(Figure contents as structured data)
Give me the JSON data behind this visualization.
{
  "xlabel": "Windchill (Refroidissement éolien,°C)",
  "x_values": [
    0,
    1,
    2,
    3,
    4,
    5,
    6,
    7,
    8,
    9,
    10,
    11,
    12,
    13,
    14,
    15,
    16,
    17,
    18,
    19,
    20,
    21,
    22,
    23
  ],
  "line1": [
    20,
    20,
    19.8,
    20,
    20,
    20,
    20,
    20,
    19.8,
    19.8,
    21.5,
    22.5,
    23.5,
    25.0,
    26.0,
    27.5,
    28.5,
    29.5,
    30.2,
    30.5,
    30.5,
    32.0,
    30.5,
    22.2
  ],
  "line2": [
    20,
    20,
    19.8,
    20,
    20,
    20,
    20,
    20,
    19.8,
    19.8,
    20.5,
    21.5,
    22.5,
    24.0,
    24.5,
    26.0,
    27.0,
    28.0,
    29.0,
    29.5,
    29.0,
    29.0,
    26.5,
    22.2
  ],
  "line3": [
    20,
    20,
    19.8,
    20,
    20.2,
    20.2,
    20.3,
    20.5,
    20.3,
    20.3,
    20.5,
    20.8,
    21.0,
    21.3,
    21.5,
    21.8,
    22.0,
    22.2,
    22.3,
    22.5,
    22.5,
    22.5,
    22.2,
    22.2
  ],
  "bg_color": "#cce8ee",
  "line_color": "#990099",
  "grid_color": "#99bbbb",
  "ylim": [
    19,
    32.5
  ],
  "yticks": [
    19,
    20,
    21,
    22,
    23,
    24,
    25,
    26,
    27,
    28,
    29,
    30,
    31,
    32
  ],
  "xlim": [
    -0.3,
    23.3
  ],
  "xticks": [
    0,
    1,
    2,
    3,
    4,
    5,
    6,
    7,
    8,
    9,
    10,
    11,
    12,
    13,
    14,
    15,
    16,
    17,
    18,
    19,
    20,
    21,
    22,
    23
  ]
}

**What you are asked to do:** Go through the material above line by line and copy it exactly.

**Completed task:**
Give me the JSON data behind this visualization.
{
  "xlabel": "Windchill (Refroidissement éolien,°C)",
  "x_values": [
    0,
    1,
    2,
    3,
    4,
    5,
    6,
    7,
    8,
    9,
    10,
    11,
    12,
    13,
    14,
    15,
    16,
    17,
    18,
    19,
    20,
    21,
    22,
    23
  ],
  "line1": [
    20,
    20,
    19.8,
    20,
    20,
    20,
    20,
    20,
    19.8,
    19.8,
    21.5,
    22.5,
    23.5,
    25.0,
    26.0,
    27.5,
    28.5,
    29.5,
    30.2,
    30.5,
    30.5,
    32.0,
    30.5,
    22.2
  ],
  "line2": [
    20,
    20,
    19.8,
    20,
    20,
    20,
    20,
    20,
    19.8,
    19.8,
    20.5,
    21.5,
    22.5,
    24.0,
    24.5,
    26.0,
    27.0,
    28.0,
    29.0,
    29.5,
    29.0,
    29.0,
    26.5,
    22.2
  ],
  "line3": [
    20,
    20,
    19.8,
    20,
    20.2,
    20.2,
    20.3,
    20.5,
    20.3,
    20.3,
    20.5,
    20.8,
    21.0,
    21.3,
    21.5,
    21.8,
    22.0,
    22.2,
    22.3,
    22.5,
    22.5,
    22.5,
    22.2,
    22.2
  ],
  "bg_color": "#cce8ee",
  "line_color": "#990099",
  "grid_color": "#99bbbb",
  "ylim": [
    19,
    32.5
  ],
  "yticks": [
    19,
    20,
    21,
    22,
    23,
    24,
    25,
    26,
    27,
    28,
    29,
    30,
    31,
    32
  ],
  "xlim": [
    -0.3,
    23.3
  ],
  "xticks": [
    0,
    1,
    2,
    3,
    4,
    5,
    6,
    7,
    8,
    9,
    10,
    11,
    12,
    13,
    14,
    15,
    16,
    17,
    18,
    19,
    20,
    21,
    22,
    23
  ]
}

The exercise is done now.